__Task prompt__.
Collect from the data below each line with "detached".

|---|

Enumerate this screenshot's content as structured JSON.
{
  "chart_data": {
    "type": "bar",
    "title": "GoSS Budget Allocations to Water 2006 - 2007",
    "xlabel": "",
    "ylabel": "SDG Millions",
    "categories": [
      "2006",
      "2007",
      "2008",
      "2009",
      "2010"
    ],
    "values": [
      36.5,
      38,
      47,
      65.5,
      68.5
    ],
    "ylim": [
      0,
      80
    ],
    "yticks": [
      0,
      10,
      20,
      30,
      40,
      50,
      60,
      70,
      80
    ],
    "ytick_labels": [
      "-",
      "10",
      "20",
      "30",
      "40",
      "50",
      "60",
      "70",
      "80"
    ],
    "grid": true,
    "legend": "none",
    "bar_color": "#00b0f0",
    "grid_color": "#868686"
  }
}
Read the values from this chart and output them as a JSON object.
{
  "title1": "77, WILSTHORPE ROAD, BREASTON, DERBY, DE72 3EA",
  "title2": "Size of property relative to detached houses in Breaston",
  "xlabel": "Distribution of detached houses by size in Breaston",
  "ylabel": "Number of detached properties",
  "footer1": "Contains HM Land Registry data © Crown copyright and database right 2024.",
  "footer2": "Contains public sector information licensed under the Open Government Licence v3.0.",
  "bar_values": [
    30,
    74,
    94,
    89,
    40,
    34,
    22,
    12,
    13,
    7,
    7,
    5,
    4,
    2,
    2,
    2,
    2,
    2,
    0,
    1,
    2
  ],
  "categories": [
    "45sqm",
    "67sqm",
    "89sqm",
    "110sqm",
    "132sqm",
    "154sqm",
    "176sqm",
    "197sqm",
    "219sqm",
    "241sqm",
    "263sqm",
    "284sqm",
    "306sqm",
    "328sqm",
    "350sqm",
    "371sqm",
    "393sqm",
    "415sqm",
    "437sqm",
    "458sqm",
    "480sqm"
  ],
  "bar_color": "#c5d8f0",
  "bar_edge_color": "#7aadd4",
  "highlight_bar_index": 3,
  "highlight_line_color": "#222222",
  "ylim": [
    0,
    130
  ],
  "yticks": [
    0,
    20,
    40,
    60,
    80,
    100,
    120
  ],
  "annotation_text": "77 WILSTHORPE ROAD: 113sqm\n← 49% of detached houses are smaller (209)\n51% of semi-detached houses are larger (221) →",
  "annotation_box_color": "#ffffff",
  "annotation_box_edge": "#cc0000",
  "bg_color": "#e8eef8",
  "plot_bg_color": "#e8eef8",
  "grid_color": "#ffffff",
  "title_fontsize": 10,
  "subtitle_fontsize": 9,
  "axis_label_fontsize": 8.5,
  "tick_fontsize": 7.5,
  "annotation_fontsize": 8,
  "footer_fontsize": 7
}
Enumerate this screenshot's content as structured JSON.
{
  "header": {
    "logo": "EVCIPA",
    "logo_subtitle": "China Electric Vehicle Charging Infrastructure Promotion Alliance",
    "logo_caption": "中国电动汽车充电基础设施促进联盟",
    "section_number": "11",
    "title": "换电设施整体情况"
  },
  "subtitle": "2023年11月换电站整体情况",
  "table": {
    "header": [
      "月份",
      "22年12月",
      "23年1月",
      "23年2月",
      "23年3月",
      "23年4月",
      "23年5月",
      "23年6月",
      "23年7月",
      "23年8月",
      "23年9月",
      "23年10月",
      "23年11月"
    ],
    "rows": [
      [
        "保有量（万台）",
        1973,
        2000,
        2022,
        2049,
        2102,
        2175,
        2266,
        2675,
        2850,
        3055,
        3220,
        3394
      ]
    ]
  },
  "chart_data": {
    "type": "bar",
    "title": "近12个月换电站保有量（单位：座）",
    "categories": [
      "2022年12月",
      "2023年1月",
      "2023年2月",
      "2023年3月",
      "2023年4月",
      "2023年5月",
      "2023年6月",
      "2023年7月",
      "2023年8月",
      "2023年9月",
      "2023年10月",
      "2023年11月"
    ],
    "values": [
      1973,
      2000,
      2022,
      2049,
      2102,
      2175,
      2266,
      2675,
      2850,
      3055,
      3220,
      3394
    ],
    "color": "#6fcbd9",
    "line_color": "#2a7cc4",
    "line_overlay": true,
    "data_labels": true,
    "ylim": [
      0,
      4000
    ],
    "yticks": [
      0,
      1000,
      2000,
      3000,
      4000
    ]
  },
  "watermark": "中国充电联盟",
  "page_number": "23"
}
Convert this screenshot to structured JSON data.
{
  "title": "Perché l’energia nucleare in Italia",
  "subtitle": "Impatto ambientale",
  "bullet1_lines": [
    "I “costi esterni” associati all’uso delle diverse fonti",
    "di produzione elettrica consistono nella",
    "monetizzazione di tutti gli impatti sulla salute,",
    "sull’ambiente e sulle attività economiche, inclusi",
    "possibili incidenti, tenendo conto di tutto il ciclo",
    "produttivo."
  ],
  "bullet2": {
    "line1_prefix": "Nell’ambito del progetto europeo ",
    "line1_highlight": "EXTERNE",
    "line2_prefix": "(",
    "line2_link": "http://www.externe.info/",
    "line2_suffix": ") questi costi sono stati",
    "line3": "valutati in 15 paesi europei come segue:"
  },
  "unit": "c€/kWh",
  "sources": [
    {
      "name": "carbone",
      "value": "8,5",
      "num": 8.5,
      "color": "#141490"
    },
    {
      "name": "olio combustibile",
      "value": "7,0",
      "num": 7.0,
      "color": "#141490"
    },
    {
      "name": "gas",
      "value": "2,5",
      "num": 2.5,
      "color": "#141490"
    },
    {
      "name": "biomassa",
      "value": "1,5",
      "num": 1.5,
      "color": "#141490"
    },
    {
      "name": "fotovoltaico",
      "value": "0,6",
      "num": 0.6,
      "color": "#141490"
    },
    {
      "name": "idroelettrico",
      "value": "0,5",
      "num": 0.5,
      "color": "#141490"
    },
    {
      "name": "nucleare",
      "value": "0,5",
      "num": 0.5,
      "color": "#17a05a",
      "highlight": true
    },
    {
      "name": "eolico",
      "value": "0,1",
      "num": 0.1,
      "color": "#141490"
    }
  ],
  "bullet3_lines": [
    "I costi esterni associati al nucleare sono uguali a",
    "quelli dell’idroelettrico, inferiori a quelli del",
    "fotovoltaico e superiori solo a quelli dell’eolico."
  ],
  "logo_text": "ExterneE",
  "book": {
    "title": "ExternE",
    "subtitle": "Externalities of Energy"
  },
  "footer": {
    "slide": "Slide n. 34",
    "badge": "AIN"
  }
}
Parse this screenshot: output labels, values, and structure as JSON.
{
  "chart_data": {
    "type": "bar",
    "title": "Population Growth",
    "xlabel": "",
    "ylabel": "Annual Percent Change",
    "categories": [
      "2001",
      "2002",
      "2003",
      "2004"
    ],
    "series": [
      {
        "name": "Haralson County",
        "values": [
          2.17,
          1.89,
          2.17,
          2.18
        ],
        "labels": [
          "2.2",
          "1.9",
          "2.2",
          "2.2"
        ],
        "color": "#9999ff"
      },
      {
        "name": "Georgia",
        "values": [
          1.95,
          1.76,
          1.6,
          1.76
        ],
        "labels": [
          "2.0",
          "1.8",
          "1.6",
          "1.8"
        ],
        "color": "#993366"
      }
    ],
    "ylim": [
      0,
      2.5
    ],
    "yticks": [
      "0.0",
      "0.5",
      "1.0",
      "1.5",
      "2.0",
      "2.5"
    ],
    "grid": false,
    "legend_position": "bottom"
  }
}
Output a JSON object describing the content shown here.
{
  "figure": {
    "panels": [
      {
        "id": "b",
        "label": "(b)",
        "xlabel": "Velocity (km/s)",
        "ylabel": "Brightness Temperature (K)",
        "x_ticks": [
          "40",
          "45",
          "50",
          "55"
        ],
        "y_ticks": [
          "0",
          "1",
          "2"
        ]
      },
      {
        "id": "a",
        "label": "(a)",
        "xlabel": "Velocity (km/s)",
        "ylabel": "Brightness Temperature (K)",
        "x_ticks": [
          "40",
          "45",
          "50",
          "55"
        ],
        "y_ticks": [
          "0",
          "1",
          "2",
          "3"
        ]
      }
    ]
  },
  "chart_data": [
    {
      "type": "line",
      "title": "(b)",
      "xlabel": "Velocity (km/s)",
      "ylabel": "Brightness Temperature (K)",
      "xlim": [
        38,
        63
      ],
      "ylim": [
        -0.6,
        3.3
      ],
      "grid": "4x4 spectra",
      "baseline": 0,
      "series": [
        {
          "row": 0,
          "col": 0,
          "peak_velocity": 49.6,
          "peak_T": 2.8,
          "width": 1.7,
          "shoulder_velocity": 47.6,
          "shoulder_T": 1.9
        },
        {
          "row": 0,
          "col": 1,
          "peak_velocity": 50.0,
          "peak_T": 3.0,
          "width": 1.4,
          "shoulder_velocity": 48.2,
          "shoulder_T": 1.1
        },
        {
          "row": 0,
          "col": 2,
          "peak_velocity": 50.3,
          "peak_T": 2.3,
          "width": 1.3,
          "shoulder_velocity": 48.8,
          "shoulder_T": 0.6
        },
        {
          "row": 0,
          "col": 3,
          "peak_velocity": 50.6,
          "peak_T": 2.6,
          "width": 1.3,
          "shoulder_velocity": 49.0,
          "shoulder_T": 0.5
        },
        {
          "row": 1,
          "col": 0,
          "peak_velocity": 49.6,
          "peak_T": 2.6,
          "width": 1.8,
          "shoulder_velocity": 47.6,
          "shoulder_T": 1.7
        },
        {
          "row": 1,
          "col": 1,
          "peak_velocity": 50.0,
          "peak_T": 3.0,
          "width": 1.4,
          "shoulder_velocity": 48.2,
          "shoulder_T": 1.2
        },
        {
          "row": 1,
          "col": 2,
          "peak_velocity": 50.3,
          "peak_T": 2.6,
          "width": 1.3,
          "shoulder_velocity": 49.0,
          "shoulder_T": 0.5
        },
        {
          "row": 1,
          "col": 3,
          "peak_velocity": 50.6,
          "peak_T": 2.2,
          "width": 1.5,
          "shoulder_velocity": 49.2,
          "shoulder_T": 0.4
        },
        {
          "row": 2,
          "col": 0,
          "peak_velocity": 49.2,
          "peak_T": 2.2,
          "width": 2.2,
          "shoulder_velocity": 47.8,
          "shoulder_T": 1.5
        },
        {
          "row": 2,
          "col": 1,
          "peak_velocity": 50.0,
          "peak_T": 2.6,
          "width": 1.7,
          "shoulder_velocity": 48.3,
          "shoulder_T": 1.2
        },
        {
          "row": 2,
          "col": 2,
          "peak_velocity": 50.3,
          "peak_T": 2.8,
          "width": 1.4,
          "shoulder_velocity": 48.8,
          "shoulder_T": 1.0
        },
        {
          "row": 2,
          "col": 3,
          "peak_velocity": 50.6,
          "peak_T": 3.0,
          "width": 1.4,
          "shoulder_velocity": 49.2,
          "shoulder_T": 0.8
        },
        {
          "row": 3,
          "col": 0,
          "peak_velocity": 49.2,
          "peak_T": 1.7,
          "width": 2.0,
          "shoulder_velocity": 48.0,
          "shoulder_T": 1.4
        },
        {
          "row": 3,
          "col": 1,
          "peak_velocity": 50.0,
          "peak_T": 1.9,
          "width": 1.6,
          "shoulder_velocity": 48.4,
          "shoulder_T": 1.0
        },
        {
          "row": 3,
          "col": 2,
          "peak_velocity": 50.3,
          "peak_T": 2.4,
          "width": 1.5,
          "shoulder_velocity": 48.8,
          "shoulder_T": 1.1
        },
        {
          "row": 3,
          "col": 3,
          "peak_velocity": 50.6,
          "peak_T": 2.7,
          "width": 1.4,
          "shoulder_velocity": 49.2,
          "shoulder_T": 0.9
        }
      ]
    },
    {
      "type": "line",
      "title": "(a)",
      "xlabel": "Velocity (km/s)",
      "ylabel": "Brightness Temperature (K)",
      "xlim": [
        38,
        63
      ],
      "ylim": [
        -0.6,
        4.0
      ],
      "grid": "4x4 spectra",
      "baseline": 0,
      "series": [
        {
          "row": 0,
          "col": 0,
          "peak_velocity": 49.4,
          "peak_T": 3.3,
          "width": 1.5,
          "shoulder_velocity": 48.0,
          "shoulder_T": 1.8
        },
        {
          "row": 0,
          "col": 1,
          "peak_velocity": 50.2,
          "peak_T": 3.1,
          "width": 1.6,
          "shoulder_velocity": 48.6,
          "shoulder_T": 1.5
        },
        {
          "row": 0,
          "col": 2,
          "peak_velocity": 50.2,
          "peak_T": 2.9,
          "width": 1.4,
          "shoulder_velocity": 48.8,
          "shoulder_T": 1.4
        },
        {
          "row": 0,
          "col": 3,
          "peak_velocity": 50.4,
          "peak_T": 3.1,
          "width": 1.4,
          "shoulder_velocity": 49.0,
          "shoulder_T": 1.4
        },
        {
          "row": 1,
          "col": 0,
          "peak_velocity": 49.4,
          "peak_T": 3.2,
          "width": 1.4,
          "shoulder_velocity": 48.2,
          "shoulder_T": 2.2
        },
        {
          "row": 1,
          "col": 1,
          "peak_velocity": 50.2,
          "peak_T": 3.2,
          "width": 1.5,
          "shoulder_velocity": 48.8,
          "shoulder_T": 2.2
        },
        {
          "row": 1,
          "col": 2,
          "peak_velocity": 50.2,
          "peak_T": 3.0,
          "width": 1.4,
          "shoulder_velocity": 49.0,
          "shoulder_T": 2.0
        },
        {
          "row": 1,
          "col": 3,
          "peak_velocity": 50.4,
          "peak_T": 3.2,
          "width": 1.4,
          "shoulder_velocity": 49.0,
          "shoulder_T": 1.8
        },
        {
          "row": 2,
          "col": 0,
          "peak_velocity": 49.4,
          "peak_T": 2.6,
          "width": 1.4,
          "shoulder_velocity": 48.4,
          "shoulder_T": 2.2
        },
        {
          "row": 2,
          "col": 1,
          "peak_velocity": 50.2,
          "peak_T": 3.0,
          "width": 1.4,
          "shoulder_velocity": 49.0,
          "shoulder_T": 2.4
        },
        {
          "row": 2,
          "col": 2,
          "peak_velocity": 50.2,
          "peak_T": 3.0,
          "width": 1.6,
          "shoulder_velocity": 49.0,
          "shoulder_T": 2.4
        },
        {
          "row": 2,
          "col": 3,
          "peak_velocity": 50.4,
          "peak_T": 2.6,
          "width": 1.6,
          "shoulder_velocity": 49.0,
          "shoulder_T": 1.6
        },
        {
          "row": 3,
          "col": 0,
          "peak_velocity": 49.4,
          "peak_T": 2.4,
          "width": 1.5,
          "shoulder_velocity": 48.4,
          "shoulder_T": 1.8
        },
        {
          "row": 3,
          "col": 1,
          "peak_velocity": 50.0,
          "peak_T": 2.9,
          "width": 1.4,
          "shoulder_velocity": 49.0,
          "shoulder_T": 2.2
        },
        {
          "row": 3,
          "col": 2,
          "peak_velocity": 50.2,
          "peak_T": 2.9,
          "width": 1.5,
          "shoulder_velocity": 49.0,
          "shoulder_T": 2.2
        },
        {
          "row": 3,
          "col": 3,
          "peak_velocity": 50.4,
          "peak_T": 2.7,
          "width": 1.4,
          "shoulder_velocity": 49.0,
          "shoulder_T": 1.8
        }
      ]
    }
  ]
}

|---|

__Solution to the problem__.
  "title2": "Size of property relative to detached houses in Breaston",
  "xlabel": "Distribution of detached houses by size in Breaston",
  "ylabel": "Number of detached properties",
  "annotation_text": "77 WILSTHORPE ROAD: 113sqm\n← 49% of detached houses are smaller (209)\n51% of semi-detached houses are larger (221) →",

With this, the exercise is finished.